__Do this__.
Go through the entries below and collect each line with the string "Eisbade" in it.

__Listed records__.
.....
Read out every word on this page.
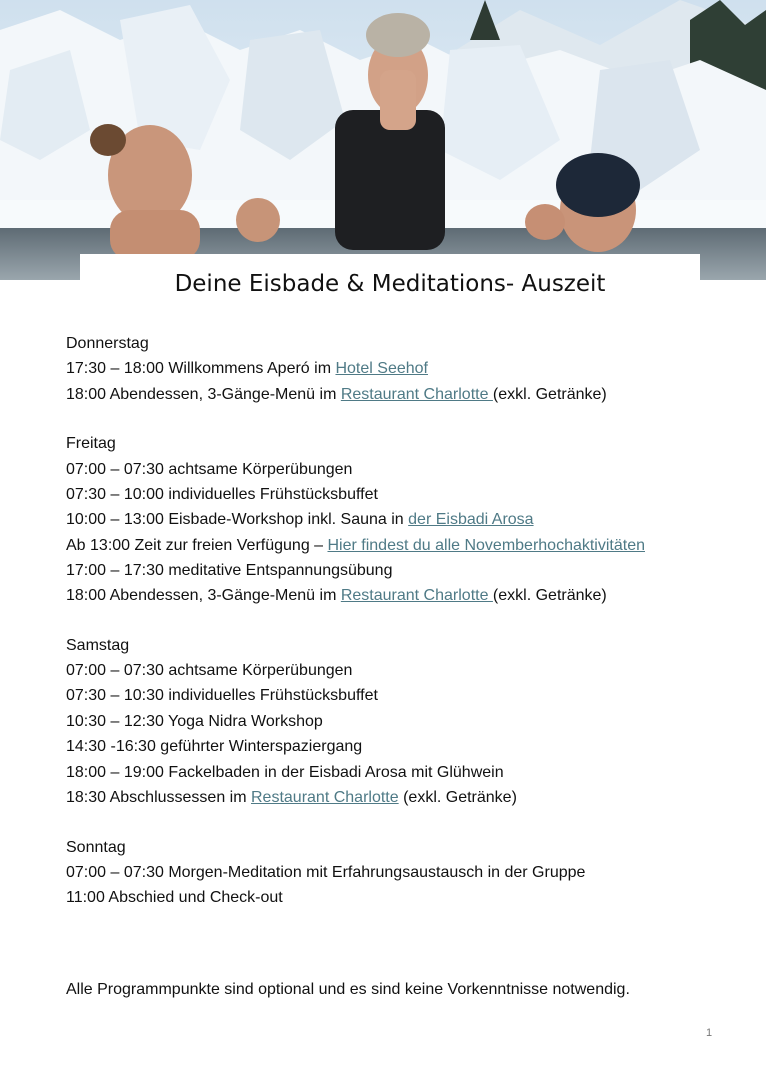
Deine Eisbade & Meditations- Auszeit
Donnerstag
17:30 – 18:00 Willkommens Aperó im Hotel Seehof
18:00 Abendessen, 3-Gänge-Menü im Restaurant Charlotte (exkl. Getränke)
Freitag
07:00 – 07:30 achtsame Körperübungen
07:30 – 10:00 individuelles Frühstücksbuffet
10:00 – 13:00 Eisbade-Workshop inkl. Sauna in der Eisbadi Arosa
Ab 13:00 Zeit zur freien Verfügung – Hier findest du alle Novemberhochaktivitäten
17:00 – 17:30 meditative Entspannungsübung
18:00 Abendessen, 3-Gänge-Menü im Restaurant Charlotte (exkl. Getränke)
Samstag
07:00 – 07:30 achtsame Körperübungen
07:30 – 10:30 individuelles Frühstücksbuffet
10:30 – 12:30 Yoga Nidra Workshop
14:30 -16:30 geführter Winterspaziergang
18:00 – 19:00 Fackelbaden in der Eisbadi Arosa mit Glühwein
18:30 Abschlussessen im Restaurant Charlotte (exkl. Getränke)
Sonntag
07:00 – 07:30 Morgen-Meditation mit Erfahrungsaustausch in der Gruppe
11:00 Abschied und Check-out
Alle Programmpunkte sind optional und es sind keine Vorkenntnisse notwendig.
1
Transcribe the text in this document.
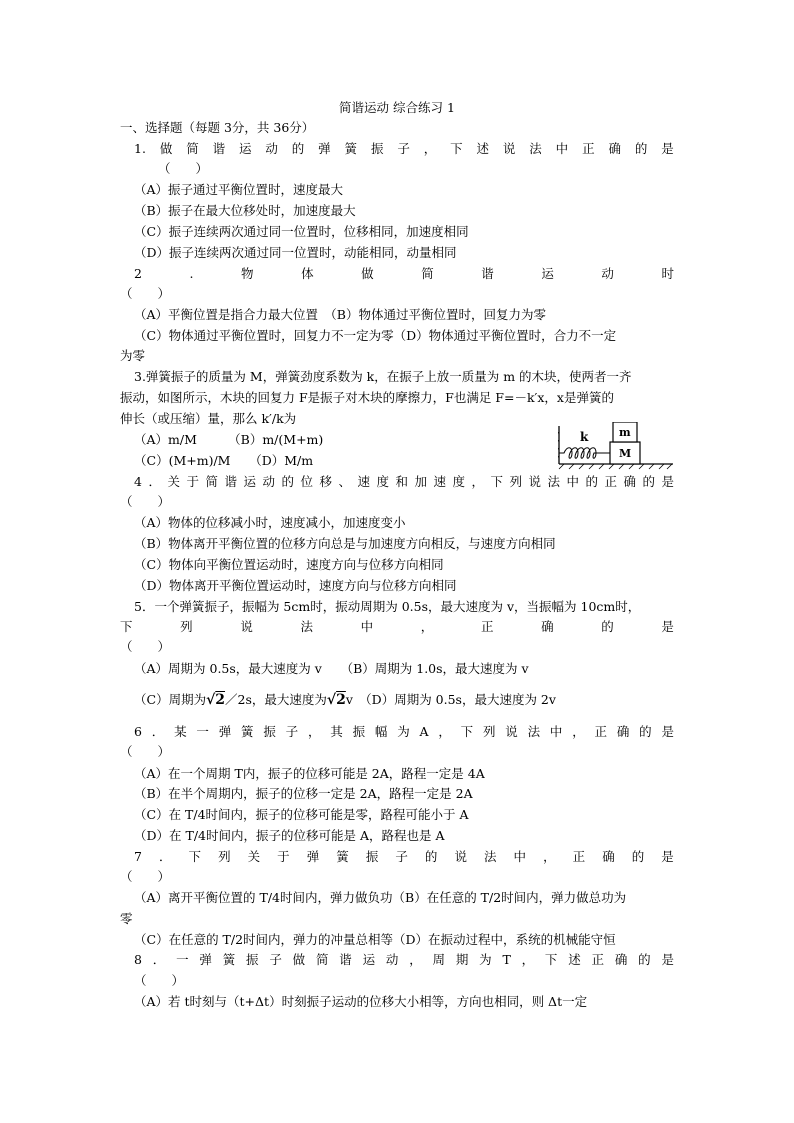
简谐运动 综合练习 1
一、选择题（每题 3分，共 36分）
1. 做 简 谐 运 动 的 弹 簧 振 子 ， 下 述 说 法 中 正 确 的 是
（　　）
（A）振子通过平衡位置时，速度最大
（B）振子在最大位移处时，加速度最大
（C）振子连续两次通过同一位置时，位移相同，加速度相同
（D）振子连续两次通过同一位置时，动能相同，动量相同
2	.	物	体	做	简	谐	运	动	时
（　　）
（A）平衡位置是指合力最大位置　（B）物体通过平衡位置时，回复力为零
（C）物体通过平衡位置时，回复力不一定为零（D）物体通过平衡位置时，合力不一定
为零
3.弹簧振子的质量为 M，弹簧劲度系数为 k，在振子上放一质量为 m 的木块，使两者一齐
振动，如图所示，木块的回复力 F是振子对木块的摩擦力，F也满足 F=－k′x，x是弹簧的
伸长（或压缩）量，那么 k′/k为
（A）m/M　　　（B）m/(M+m)
（C）(M+m)/M　　（D）M/m
k
M
m
4 ． 关 于 简 谐 运 动 的 位 移 、 速 度 和 加 速 度 ， 下 列 说 法 中 的 正 确 的 是
（　　）
（A）物体的位移减小时，速度减小，加速度变小
（B）物体离开平衡位置的位移方向总是与加速度方向相反，与速度方向相同
（C）物体向平衡位置运动时，速度方向与位移方向相同
（D）物体离开平衡位置运动时，速度方向与位移方向相同
5．一个弹簧振子，振幅为 5cm时，振动周期为 0.5s，最大速度为 v，当振幅为 10cm时，
下	列	说	法	中	，	正	确	的	是
（　　）
（A）周期为 0.5s，最大速度为 v　　（B）周期为 1.0s，最大速度为 v
（C）周期为√2／2s，最大速度为√2v　（D）周期为 0.5s，最大速度为 2v
6 ． 某 一 弹 簧 振 子 ， 其 振 幅 为 A ， 下 列 说 法 中 ， 正 确 的 是
（　　）
（A）在一个周期 T内，振子的位移可能是 2A，路程一定是 4A
（B）在半个周期内，振子的位移一定是 2A，路程一定是 2A
（C）在 T/4时间内，振子的位移可能是零，路程可能小于 A
（D）在 T/4时间内，振子的位移可能是 A，路程也是 A
7 ． 下 列 关 于 弹 簧 振 子 的 说 法 中 ， 正 确 的 是
（　　）
（A）离开平衡位置的 T/4时间内，弹力做负功（B）在任意的 T/2时间内，弹力做总功为
零
（C）在任意的 T/2时间内，弹力的冲量总相等（D）在振动过程中，系统的机械能守恒
8 ． 一 弹 簧 振 子 做 简 谐 运 动 ， 周 期 为 T ， 下 述 正 确 的 是
（　　）
（A）若 t时刻与（t+Δt）时刻振子运动的位移大小相等，方向也相同，则 Δt一定
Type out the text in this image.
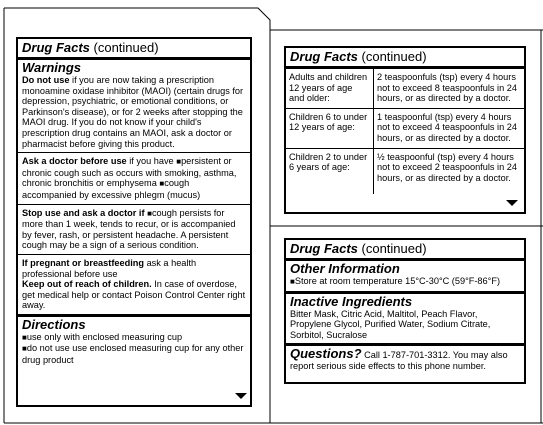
Drug Facts (continued)
Warnings
Do not use if you are now taking a prescription monoamine oxidase inhibitor (MAOI) (certain drugs for depression, psychiatric, or emotional conditions, or Parkinson's disease), or for 2 weeks after stopping the MAOI drug. If you do not know if your child's prescription drug contains an MAOI, ask a doctor or pharmacist before giving this product.
Ask a doctor before use if you have ■persistent or chronic cough such as occurs with smoking, asthma, chronic bronchitis or emphysema ■cough accompanied by excessive phlegm (mucus)
Stop use and ask a doctor if ■cough persists for more than 1 week, tends to recur, or is accompanied by fever, rash, or persistent headache. A persistent cough may be a sign of a serious condition.
If pregnant or breastfeeding ask a health professional before use
Keep out of reach of children. In case of overdose, get medical help or contact Poison Control Center right away.
Directions
■use only with enclosed measuring cup
■do not use use enclosed measuring cup for any other drug product
Drug Facts (continued)
Adults and children 12 years of age and older:	2 teaspoonfuls (tsp) every 4 hours not to exceed 8 teaspoonfuls in 24 hours, or as directed by a doctor.
Children 6 to under 12 years of age:	1 teaspoonful (tsp) every 4 hours not to exceed 4 teaspoonfuls in 24 hours, or as directed by a doctor.
Children 2 to under 6 years of age:	½ teaspoonful (tsp) every 4 hours not to exceed 2 teaspoonfuls in 24 hours, or as directed by a doctor.
Drug Facts (continued)
Other Information
■Store at room temperature 15°C-30°C (59°F-86°F)
Inactive Ingredients
Bitter Mask, Citric Acid, Maltitol, Peach Flavor, Propylene Glycol, Purified Water, Sodium Citrate, Sorbitol, Sucralose
Questions? Call 1-787-701-3312. You may also report serious side effects to this phone number.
.....
__Response__.
Deine Eisbade & Meditations- Auszeit
10:00 – 13:00 Eisbade-Workshop inkl. Sauna in der Eisbadi Arosa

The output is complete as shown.